▶ [Requirement] Starting from the line containing "Reverse-engineer this chart into JSON.", write out every remaining line exactly, the last one included.

(Collection entries)
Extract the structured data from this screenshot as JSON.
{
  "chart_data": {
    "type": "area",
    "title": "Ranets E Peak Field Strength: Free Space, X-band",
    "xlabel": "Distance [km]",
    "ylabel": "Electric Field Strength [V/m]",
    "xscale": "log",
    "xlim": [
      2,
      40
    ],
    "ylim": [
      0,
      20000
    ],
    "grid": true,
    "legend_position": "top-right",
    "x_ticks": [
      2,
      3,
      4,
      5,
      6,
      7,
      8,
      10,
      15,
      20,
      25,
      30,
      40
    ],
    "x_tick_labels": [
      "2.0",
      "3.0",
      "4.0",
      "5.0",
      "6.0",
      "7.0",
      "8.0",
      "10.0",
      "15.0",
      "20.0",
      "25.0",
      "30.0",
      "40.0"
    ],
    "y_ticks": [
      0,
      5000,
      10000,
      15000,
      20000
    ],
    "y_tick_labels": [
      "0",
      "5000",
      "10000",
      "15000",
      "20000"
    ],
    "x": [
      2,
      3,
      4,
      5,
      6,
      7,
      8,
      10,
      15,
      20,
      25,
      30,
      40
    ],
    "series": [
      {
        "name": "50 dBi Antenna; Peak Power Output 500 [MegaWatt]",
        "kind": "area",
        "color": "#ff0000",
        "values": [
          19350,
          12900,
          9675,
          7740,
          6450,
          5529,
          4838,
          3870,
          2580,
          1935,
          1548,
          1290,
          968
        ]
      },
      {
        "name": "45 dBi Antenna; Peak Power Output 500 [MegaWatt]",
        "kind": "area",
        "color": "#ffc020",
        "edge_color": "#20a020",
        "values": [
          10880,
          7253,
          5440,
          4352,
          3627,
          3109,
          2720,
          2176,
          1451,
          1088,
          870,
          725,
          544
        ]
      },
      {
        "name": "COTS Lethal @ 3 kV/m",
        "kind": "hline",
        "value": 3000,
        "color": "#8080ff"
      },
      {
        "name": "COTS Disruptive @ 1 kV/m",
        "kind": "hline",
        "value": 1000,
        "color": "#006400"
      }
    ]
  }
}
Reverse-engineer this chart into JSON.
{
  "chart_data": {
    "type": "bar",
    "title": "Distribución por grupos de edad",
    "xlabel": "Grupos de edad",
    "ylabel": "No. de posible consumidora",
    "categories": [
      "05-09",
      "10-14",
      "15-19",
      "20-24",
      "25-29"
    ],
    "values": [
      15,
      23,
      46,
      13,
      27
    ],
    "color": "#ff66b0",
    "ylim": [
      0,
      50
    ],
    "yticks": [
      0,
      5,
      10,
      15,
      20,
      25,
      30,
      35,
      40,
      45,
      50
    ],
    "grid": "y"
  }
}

▶ [Full output]
Reverse-engineer this chart into JSON.
{
  "chart_data": {
    "type": "bar",
    "title": "Distribución por grupos de edad",
    "xlabel": "Grupos de edad",
    "ylabel": "No. de posible consumidora",
    "categories": [
      "05-09",
      "10-14",
      "15-19",
      "20-24",
      "25-29"
    ],
    "values": [
      15,
      23,
      46,
      13,
      27
    ],
    "color": "#ff66b0",
    "ylim": [
      0,
      50
    ],
    "yticks": [
      0,
      5,
      10,
      15,
      20,
      25,
      30,
      35,
      40,
      45,
      50
    ],
    "grid": "y"
  }
}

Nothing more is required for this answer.